• Task: Filter the data for lines with the word "announcements", then copy every line so identified.

• Records to use:

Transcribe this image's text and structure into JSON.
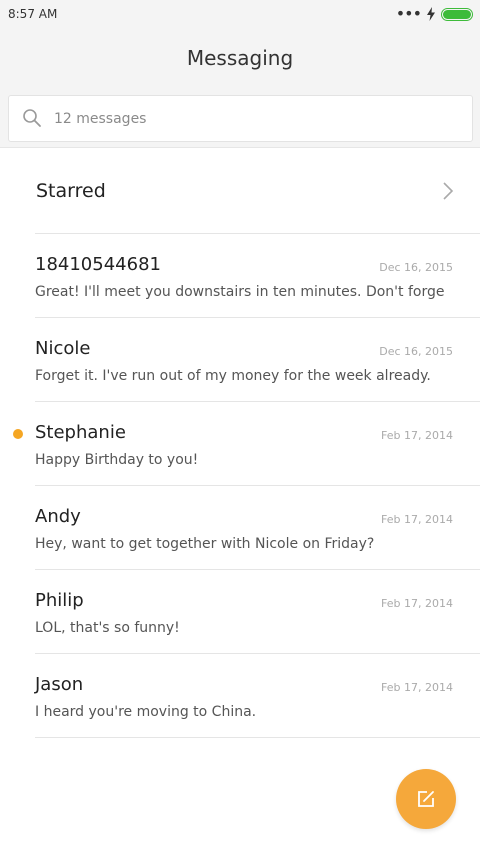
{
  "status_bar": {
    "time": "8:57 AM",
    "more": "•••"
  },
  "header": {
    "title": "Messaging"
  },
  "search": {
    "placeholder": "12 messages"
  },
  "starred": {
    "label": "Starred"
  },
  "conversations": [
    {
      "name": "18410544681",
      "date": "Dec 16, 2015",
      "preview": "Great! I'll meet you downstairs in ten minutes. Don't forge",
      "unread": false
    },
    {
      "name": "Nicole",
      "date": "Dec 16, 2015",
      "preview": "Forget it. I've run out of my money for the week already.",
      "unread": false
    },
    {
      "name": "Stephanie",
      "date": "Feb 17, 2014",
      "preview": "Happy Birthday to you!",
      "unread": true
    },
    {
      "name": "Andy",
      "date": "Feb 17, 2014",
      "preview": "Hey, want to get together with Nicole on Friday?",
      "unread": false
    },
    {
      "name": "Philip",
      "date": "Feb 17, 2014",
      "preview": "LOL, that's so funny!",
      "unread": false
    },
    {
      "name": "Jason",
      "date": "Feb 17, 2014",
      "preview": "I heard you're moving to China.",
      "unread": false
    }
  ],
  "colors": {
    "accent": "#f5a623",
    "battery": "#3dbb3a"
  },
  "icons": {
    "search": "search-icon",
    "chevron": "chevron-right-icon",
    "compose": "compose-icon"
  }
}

...

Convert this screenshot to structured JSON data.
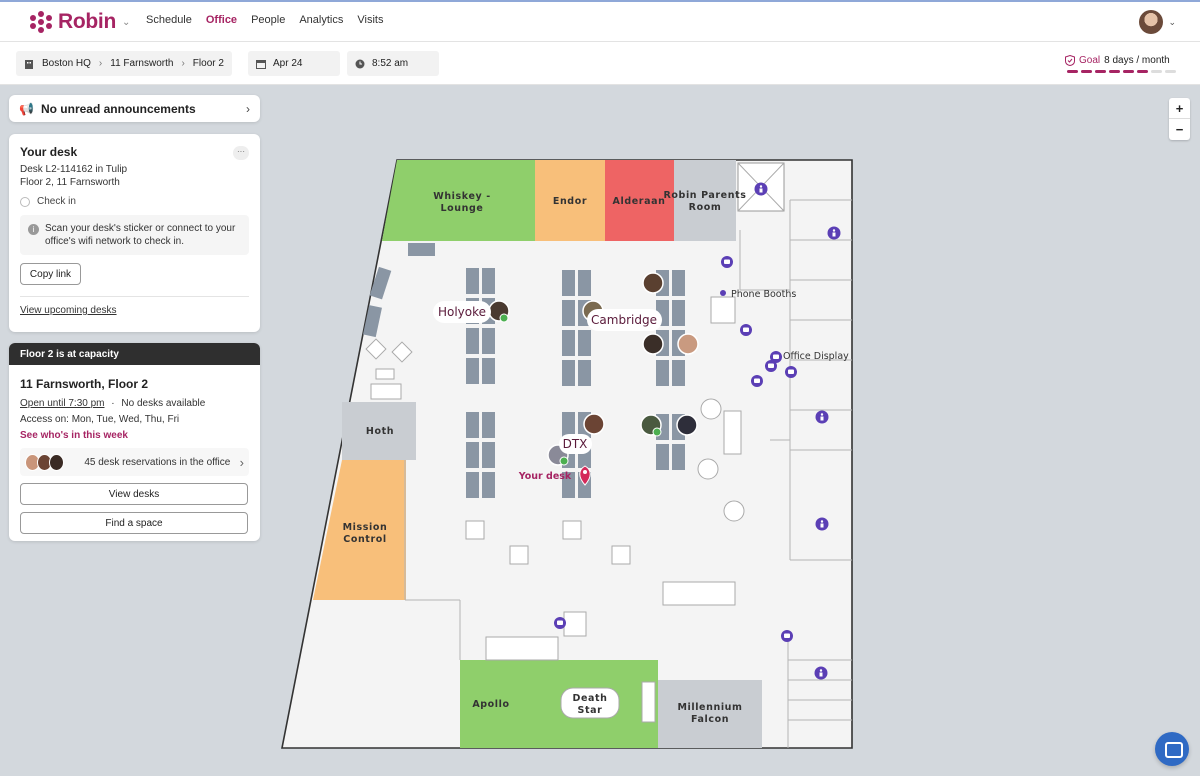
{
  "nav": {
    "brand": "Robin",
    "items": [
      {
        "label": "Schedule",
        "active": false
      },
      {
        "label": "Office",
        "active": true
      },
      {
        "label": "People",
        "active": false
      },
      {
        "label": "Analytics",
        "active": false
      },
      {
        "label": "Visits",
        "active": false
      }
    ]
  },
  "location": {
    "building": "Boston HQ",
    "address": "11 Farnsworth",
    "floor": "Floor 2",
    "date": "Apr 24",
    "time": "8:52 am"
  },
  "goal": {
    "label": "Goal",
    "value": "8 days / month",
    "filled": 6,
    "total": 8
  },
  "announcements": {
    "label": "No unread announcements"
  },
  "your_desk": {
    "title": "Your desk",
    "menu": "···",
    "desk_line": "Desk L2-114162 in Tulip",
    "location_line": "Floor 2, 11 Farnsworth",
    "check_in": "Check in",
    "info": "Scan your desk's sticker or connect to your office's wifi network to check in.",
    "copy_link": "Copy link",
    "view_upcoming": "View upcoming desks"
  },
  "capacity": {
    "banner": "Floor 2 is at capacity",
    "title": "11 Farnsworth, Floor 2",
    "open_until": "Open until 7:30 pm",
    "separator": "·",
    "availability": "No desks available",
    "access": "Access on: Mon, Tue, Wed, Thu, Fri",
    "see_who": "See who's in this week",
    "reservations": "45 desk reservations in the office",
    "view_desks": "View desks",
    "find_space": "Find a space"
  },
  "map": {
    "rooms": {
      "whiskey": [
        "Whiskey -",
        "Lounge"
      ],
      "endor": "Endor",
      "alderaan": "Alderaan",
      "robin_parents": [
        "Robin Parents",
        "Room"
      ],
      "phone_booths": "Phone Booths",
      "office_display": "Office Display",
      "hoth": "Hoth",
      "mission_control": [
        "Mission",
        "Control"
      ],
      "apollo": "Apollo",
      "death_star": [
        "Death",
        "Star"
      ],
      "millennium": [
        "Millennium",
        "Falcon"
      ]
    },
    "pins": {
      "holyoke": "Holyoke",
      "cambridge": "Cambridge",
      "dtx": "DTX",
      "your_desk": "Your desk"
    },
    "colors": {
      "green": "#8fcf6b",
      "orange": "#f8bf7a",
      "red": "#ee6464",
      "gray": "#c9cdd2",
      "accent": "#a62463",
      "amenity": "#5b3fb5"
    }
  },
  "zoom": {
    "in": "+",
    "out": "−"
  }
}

• Exercise solution:
  "announcements": {
    "label": "No unread announcements"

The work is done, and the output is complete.